[Raw records]
- - -

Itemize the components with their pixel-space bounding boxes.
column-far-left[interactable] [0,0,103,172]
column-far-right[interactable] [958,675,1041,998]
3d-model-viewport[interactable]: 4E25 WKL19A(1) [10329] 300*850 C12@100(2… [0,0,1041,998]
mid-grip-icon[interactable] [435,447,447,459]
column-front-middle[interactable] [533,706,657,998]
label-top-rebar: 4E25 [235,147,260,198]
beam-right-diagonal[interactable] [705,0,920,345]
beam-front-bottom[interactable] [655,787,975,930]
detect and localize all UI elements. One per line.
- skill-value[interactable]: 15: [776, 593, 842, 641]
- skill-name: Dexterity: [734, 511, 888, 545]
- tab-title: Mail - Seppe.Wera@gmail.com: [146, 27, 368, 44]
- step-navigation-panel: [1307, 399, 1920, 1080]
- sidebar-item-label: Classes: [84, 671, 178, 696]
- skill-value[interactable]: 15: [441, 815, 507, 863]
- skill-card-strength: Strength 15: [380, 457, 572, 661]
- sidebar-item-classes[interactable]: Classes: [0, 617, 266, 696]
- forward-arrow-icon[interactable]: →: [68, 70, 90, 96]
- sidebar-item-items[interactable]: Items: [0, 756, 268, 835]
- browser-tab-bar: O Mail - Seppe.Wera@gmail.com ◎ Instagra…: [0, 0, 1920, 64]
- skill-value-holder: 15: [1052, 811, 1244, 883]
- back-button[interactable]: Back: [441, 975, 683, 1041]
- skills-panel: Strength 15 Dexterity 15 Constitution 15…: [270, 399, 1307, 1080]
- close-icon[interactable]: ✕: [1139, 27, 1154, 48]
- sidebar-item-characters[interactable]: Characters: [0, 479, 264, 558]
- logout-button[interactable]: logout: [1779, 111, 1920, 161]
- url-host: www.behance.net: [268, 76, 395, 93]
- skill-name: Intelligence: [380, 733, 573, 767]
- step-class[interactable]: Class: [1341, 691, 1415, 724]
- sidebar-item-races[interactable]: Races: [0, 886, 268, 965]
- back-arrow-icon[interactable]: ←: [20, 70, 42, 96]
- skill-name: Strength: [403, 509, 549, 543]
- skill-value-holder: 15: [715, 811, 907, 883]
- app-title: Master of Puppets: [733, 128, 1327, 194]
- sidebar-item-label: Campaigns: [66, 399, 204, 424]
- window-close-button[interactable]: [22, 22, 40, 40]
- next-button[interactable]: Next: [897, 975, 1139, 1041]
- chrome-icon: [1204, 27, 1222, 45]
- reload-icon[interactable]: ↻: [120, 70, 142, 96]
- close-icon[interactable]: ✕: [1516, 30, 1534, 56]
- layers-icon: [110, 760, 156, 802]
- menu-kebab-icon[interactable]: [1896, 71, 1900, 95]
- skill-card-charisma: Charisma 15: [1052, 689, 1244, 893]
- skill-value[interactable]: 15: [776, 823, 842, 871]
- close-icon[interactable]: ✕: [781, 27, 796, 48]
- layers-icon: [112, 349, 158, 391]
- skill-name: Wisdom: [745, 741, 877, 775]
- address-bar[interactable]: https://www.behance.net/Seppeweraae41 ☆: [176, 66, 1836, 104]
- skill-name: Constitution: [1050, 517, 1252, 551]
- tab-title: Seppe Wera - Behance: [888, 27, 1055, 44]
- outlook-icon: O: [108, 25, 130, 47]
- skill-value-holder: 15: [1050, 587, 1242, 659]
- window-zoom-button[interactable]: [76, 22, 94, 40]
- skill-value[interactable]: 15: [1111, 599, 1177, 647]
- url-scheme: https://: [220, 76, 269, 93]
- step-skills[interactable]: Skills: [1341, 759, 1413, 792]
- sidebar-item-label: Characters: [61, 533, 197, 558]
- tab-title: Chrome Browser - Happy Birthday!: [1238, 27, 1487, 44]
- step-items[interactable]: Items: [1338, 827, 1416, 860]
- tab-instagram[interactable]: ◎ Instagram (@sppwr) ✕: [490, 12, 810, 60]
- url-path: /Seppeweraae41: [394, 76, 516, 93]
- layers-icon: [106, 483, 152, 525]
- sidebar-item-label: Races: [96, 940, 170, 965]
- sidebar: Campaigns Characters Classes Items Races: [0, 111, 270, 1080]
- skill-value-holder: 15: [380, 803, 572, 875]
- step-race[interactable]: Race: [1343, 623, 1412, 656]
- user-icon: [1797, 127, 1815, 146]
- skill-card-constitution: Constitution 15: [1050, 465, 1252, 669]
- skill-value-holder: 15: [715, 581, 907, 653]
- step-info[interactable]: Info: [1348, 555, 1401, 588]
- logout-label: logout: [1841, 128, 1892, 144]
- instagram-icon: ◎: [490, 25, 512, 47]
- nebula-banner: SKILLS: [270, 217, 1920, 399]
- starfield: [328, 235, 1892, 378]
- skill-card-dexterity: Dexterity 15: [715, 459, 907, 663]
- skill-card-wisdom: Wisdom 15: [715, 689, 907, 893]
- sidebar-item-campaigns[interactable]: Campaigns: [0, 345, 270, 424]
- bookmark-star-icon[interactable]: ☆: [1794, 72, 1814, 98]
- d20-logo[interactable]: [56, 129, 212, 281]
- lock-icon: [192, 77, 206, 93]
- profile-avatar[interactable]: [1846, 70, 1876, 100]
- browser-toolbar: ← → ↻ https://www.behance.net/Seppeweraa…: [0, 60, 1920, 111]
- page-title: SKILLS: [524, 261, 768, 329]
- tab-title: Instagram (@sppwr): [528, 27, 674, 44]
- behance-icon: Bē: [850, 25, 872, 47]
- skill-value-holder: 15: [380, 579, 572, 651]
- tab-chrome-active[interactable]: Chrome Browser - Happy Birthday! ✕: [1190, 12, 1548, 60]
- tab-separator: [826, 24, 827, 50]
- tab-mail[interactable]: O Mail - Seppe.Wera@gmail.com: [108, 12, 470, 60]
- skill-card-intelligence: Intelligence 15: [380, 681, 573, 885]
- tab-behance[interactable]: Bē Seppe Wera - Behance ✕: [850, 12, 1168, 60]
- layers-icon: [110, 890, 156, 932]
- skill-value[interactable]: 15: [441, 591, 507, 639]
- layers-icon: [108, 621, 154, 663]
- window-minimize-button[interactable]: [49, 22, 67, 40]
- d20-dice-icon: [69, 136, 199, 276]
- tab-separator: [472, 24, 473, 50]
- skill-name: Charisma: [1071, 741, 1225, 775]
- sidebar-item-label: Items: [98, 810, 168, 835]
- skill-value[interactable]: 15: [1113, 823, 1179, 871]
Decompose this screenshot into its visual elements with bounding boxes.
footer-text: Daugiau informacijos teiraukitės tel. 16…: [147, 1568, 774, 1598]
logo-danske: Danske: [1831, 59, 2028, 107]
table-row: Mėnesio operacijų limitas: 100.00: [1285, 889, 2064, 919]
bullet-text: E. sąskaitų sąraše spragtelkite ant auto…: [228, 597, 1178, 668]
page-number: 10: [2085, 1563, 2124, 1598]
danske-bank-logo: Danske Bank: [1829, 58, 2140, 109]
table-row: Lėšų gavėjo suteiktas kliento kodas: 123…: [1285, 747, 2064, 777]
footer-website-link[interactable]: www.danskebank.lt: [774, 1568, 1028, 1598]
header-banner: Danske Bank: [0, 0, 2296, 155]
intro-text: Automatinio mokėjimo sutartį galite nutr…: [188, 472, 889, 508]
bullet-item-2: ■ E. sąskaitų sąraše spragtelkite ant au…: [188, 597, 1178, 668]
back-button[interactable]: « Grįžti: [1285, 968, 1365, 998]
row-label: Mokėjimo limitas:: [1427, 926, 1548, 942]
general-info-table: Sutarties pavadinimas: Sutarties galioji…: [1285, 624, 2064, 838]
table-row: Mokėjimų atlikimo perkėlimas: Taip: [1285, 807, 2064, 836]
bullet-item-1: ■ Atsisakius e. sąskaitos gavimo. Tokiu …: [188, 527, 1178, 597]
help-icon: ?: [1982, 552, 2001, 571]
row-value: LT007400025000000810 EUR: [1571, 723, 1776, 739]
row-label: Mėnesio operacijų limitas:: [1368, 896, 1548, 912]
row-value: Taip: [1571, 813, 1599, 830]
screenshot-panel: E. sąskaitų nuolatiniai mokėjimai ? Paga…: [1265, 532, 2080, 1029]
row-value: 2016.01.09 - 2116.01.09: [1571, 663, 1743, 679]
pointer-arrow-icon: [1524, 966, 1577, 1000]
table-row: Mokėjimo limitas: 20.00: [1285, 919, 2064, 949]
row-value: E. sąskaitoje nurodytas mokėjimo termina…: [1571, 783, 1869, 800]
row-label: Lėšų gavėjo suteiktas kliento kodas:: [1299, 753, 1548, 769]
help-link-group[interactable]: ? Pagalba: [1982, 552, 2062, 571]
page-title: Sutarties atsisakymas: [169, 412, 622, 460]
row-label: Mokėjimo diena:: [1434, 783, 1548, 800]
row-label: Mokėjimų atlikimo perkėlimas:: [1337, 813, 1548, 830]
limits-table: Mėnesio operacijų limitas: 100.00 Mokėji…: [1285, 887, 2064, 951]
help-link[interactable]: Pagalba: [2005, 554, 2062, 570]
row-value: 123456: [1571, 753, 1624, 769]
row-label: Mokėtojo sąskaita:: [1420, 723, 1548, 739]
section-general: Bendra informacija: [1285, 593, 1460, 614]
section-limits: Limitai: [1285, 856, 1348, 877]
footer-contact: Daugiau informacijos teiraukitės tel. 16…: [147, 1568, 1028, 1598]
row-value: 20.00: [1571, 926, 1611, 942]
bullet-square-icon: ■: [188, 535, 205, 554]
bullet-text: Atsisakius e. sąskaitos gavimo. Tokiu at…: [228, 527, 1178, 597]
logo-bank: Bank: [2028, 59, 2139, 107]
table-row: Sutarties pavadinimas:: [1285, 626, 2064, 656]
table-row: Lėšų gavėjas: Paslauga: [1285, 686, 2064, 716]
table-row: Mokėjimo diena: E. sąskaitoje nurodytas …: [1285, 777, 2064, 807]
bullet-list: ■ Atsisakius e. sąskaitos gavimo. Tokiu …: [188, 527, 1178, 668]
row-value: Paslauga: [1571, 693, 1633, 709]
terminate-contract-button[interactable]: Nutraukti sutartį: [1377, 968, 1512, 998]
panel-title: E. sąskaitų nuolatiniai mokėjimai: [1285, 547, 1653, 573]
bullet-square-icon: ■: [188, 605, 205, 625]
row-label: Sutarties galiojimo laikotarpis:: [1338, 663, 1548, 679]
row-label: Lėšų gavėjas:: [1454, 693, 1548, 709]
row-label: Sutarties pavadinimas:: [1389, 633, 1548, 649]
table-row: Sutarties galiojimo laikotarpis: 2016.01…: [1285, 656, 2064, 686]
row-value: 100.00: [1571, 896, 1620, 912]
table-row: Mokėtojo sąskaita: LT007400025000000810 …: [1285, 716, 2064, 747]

- - -

* **Written exercise**
Reproduce the records verbatim from their first line through the line that contains "- forward-arrow-icon[interactable]: →: [68, 70, 90, 96]", including that line, and output nothing beyond it.

* **Finished task**
Itemize the components with their pixel-space bounding boxes.
column-far-left[interactable] [0,0,103,172]
column-far-right[interactable] [958,675,1041,998]
3d-model-viewport[interactable]: 4E25 WKL19A(1) [10329] 300*850 C12@100(2… [0,0,1041,998]
mid-grip-icon[interactable] [435,447,447,459]
column-front-middle[interactable] [533,706,657,998]
label-top-rebar: 4E25 [235,147,260,198]
beam-right-diagonal[interactable] [705,0,920,345]
beam-front-bottom[interactable] [655,787,975,930]
detect and localize all UI elements. One per line.
- skill-value[interactable]: 15: [776, 593, 842, 641]
- skill-name: Dexterity: [734, 511, 888, 545]
- tab-title: Mail - Seppe.Wera@gmail.com: [146, 27, 368, 44]
- step-navigation-panel: [1307, 399, 1920, 1080]
- sidebar-item-label: Classes: [84, 671, 178, 696]
- skill-value[interactable]: 15: [441, 815, 507, 863]
- skill-card-strength: Strength 15: [380, 457, 572, 661]
- sidebar-item-classes[interactable]: Classes: [0, 617, 266, 696]
- forward-arrow-icon[interactable]: →: [68, 70, 90, 96]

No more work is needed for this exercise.